* _Task_: From the entries that follow, list every line in which the string "Натальи" appears.

* _Dataset_:
****

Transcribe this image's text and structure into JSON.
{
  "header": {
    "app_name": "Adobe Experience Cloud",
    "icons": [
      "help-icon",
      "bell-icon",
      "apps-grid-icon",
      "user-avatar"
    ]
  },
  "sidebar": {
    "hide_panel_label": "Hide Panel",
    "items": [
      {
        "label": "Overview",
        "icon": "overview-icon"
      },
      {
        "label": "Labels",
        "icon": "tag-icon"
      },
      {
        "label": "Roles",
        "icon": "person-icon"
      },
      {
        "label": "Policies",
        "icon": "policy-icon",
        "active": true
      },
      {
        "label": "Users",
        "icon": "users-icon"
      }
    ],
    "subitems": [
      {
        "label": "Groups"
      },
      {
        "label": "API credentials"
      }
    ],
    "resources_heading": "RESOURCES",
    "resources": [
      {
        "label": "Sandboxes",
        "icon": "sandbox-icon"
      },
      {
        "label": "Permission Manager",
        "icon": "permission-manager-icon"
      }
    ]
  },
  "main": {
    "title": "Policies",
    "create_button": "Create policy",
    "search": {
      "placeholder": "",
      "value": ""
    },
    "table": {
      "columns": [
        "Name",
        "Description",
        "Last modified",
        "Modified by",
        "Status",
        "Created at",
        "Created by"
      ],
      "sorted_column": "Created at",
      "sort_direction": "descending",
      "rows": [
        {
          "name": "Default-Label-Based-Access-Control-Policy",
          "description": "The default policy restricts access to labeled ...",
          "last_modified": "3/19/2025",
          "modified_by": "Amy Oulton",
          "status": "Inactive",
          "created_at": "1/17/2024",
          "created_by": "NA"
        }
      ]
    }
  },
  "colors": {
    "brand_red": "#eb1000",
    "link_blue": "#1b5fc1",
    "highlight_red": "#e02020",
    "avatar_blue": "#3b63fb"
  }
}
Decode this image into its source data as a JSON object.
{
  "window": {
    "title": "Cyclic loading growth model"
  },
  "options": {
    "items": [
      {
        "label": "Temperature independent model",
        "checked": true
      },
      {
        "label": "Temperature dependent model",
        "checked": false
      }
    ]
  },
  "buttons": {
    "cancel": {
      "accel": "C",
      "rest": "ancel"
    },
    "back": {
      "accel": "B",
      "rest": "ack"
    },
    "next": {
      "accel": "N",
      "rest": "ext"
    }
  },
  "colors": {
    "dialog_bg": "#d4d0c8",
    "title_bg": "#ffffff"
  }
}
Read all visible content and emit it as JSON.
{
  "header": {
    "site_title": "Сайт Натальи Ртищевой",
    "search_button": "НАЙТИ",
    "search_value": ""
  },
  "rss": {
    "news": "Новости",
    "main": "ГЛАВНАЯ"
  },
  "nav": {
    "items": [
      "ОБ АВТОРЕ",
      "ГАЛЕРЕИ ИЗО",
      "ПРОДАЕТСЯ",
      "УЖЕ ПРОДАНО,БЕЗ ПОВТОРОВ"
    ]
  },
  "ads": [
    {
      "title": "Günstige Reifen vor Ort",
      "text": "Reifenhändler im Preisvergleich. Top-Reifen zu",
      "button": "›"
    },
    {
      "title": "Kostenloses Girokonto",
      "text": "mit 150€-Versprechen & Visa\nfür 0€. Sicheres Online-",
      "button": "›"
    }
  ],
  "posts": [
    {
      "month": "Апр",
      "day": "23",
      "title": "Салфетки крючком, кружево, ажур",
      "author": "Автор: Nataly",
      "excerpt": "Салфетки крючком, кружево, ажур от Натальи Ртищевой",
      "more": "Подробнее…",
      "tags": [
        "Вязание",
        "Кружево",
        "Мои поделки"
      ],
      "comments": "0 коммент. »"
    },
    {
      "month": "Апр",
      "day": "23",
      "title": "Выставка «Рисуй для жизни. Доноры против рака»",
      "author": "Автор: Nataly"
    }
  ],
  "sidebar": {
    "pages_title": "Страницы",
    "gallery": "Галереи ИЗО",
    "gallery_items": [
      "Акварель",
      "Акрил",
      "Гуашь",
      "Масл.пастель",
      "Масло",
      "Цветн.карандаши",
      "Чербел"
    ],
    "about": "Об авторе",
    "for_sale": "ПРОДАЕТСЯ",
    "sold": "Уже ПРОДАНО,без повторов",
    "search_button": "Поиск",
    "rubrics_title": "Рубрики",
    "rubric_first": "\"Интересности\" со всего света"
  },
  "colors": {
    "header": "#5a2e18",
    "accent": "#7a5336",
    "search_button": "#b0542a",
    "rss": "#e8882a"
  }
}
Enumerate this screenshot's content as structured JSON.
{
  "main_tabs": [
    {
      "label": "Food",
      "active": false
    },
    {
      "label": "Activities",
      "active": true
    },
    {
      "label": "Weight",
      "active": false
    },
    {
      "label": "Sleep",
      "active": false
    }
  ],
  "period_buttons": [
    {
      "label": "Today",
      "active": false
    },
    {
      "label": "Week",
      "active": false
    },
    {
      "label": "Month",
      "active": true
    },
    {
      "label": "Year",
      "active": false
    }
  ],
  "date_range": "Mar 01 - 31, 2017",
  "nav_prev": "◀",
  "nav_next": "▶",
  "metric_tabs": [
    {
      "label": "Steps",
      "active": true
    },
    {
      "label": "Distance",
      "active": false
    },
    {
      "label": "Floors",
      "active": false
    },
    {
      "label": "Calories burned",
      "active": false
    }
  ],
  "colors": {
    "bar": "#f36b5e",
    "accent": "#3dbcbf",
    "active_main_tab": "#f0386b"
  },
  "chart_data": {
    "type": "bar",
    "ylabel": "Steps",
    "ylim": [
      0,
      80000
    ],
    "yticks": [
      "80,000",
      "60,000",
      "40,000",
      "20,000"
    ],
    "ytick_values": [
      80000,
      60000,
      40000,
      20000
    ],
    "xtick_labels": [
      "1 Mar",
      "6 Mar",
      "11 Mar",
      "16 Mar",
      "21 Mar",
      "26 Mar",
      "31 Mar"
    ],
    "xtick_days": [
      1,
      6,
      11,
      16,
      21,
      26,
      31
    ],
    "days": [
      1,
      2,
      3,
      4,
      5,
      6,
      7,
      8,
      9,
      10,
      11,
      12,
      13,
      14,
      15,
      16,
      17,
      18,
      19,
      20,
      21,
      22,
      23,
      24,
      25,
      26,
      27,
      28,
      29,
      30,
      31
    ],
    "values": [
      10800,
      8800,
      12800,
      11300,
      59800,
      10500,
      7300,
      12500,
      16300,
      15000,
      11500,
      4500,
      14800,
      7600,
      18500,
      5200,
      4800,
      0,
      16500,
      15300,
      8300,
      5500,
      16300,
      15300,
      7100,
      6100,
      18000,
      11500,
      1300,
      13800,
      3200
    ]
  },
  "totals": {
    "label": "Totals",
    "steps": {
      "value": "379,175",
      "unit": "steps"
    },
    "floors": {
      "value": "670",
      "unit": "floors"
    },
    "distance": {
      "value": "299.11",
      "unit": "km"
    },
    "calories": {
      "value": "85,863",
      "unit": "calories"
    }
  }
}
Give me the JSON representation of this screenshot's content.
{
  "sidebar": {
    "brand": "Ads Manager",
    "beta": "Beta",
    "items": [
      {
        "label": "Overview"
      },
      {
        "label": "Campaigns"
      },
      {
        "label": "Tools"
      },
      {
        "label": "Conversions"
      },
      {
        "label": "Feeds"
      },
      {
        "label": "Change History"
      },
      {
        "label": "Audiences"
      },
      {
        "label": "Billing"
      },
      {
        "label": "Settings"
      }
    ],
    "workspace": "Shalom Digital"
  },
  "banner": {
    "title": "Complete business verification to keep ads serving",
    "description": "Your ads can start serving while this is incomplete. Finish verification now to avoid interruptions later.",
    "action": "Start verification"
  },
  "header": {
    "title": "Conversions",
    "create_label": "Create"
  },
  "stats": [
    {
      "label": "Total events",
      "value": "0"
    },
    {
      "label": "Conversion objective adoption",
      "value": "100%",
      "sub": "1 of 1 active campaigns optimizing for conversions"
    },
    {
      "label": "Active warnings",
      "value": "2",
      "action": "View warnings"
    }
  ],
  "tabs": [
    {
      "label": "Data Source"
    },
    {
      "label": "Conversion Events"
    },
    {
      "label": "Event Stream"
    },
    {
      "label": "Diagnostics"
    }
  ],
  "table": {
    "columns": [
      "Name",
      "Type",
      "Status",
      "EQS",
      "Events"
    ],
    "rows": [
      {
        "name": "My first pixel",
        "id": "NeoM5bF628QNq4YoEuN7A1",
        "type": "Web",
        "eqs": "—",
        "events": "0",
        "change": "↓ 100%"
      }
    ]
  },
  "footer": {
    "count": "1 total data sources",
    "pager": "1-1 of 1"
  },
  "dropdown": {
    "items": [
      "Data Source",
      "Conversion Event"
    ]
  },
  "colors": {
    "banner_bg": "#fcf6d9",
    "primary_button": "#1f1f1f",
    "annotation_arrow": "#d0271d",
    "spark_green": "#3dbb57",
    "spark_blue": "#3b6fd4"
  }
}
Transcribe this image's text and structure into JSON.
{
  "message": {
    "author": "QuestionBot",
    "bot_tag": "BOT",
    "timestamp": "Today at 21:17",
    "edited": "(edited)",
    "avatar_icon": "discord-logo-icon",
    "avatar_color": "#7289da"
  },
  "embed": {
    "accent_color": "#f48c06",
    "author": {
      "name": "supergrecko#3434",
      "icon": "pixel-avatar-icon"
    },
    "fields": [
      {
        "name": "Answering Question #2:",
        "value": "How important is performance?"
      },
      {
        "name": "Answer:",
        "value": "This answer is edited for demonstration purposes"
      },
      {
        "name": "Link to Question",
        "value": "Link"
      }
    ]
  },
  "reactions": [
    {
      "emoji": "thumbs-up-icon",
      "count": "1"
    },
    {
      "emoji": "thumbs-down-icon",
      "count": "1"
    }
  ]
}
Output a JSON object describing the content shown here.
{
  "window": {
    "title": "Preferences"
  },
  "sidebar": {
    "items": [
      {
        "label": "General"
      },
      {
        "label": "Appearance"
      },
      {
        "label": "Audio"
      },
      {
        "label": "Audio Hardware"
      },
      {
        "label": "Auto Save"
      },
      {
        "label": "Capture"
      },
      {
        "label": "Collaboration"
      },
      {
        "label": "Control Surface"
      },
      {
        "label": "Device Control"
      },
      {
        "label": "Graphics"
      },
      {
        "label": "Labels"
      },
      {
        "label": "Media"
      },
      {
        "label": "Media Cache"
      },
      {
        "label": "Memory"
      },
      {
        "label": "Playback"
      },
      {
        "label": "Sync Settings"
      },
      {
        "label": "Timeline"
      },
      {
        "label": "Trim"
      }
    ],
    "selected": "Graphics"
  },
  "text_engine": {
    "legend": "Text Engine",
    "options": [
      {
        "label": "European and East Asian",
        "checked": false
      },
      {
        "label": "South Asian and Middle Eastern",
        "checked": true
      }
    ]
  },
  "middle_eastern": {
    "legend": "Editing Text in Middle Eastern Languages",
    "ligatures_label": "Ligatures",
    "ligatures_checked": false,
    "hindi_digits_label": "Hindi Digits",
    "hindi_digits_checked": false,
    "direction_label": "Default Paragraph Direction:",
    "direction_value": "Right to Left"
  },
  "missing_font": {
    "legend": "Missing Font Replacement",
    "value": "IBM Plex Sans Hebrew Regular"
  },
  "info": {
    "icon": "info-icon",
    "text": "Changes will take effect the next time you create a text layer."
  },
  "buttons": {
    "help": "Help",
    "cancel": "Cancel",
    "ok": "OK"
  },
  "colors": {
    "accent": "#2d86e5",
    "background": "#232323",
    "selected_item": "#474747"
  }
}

****

* _Result_:
    "site_title": "Сайт Натальи Ртищевой",
      "excerpt": "Салфетки крючком, кружево, ажур от Натальи Ртищевой",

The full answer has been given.